• [GIVEN DATA]:
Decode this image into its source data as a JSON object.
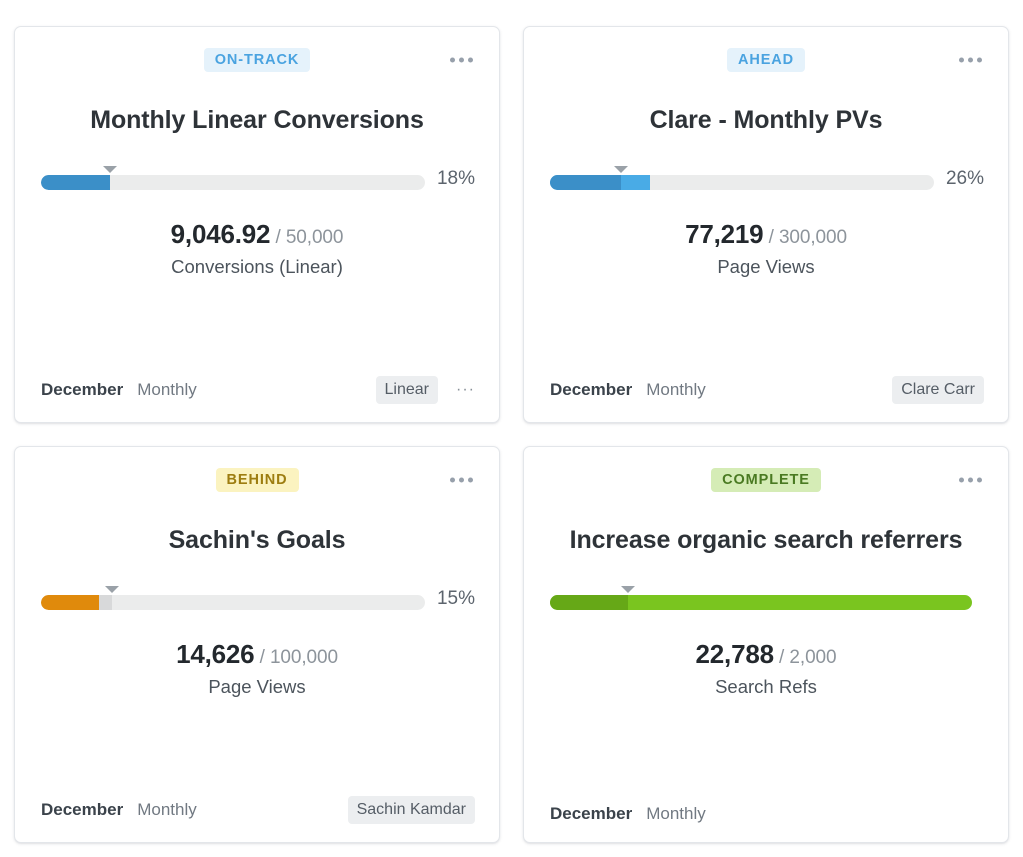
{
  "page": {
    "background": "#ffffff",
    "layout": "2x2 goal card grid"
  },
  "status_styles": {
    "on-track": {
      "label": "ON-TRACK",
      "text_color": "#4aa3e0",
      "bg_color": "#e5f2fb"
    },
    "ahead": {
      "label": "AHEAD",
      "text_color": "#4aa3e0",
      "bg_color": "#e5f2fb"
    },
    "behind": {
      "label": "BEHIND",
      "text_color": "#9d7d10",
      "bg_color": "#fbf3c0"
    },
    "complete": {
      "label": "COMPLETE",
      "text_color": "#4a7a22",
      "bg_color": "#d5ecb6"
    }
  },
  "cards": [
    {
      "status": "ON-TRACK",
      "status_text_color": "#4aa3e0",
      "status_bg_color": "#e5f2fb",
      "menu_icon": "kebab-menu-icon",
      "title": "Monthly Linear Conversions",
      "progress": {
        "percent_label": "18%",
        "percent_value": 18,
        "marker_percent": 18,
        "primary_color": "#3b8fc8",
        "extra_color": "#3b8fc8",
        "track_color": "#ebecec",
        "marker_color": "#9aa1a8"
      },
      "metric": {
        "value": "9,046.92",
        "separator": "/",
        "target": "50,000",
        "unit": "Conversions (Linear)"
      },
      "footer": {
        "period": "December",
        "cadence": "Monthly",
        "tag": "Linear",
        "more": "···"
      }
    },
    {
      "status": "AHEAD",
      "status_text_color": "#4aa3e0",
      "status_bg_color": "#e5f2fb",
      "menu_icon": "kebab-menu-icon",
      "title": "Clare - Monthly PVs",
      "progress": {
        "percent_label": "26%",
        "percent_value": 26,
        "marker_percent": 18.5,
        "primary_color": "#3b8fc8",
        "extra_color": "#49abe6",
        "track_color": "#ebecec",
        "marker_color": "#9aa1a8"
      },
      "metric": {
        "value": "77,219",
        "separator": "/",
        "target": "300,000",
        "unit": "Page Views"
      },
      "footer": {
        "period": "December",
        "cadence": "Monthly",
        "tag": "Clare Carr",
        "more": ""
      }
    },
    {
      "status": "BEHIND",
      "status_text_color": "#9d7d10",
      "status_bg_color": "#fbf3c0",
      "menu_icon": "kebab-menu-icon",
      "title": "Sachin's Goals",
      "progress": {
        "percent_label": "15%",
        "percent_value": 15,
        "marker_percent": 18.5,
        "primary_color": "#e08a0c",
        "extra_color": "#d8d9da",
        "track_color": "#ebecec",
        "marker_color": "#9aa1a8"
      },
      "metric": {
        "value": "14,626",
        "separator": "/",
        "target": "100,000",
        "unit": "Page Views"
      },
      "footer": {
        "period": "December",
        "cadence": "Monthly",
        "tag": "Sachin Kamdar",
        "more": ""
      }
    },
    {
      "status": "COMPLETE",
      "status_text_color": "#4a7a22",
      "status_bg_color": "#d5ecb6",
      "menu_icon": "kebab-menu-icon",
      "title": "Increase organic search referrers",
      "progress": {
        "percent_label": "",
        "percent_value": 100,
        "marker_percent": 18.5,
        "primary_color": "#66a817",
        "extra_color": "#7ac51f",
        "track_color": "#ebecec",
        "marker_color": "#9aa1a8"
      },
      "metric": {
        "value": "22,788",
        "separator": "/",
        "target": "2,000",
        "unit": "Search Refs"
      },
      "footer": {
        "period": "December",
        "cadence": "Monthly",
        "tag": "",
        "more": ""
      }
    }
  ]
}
==
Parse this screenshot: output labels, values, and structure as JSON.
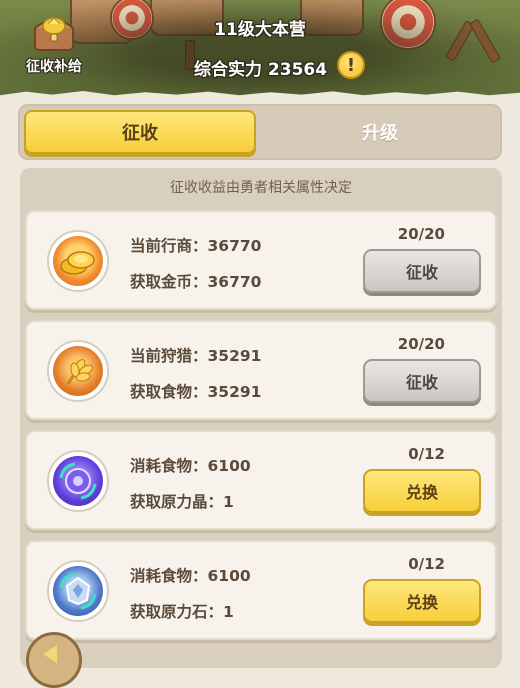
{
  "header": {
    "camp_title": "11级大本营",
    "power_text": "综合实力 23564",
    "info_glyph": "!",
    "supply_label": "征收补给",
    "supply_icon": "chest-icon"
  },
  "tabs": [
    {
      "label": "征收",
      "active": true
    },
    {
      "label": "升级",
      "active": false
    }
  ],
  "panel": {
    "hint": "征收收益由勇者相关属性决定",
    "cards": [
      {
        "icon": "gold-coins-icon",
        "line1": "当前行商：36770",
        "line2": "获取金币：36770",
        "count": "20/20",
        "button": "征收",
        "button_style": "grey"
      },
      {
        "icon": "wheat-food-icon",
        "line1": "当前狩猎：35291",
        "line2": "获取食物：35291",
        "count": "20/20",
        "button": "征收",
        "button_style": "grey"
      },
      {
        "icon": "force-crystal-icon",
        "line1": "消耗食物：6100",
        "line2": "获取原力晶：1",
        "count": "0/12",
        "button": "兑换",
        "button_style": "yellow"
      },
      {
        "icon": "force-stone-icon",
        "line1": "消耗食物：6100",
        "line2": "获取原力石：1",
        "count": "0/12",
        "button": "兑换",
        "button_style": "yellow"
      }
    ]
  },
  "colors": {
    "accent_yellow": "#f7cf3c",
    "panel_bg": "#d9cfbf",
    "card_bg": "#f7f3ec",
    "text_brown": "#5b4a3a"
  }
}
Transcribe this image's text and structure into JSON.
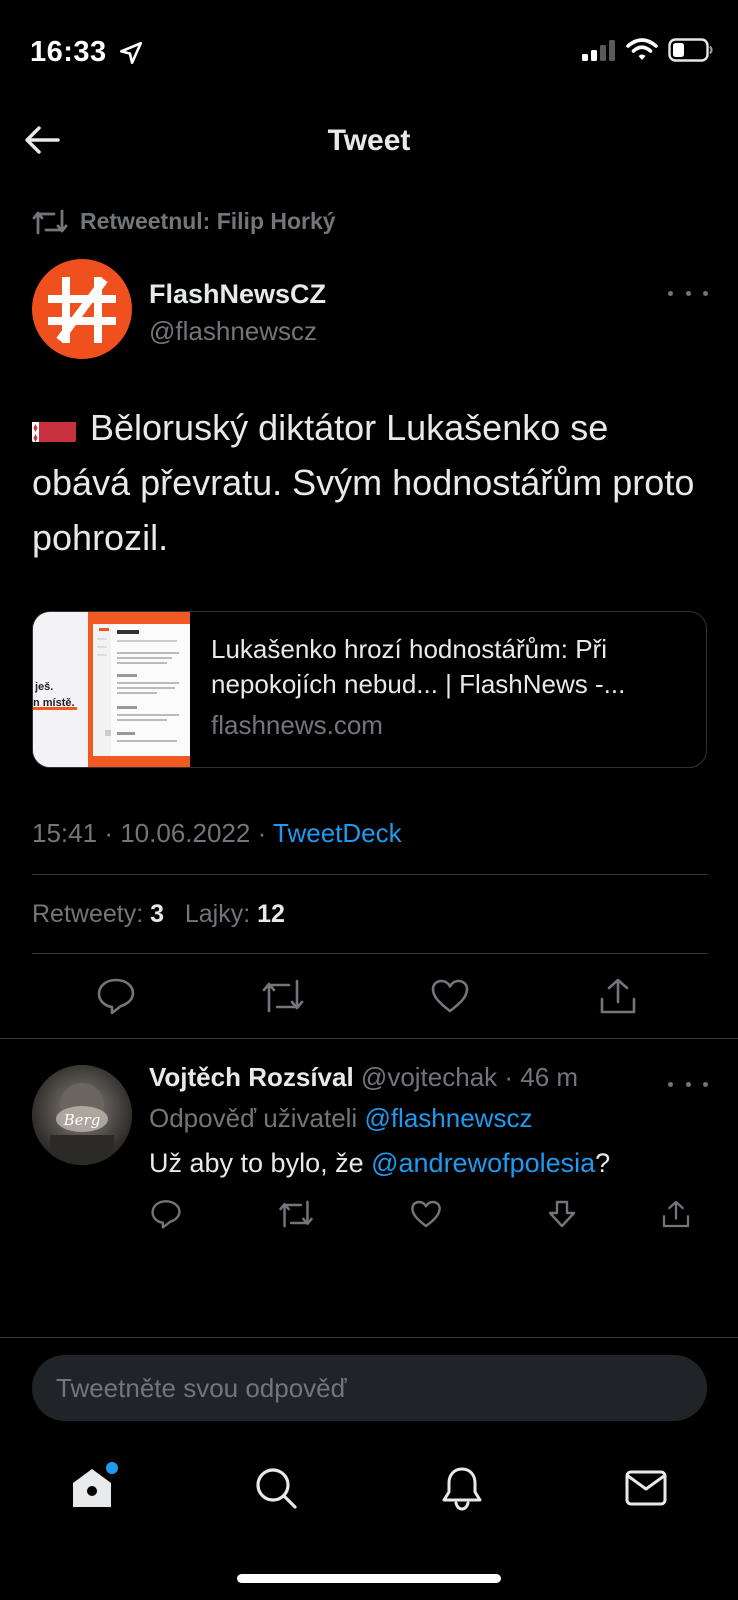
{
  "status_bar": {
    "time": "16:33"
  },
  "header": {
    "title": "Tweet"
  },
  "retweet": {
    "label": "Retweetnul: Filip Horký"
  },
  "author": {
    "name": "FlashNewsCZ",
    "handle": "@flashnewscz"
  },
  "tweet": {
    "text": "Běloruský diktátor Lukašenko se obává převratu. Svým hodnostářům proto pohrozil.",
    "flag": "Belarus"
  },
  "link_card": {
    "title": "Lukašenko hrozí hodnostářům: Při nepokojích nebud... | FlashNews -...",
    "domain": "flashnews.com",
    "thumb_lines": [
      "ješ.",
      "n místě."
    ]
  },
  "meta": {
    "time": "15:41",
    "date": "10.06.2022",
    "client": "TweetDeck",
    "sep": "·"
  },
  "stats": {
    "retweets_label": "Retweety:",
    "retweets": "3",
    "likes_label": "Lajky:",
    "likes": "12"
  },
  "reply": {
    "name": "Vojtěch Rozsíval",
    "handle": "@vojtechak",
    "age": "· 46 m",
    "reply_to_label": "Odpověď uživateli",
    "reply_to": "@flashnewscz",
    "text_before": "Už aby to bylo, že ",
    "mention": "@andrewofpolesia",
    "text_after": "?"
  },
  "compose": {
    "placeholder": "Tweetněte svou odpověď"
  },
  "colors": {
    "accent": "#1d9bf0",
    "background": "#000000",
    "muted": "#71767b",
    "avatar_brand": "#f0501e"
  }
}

• [SET PROBLEM]:
Reproduce each line of the material containing the word "hodnostářům".

• [TASK SOLUTION]:
    "text": "Běloruský diktátor Lukašenko se obává převratu. Svým hodnostářům proto pohrozil.",
    "title": "Lukašenko hrozí hodnostářům: Při nepokojích nebud... | FlashNews -...",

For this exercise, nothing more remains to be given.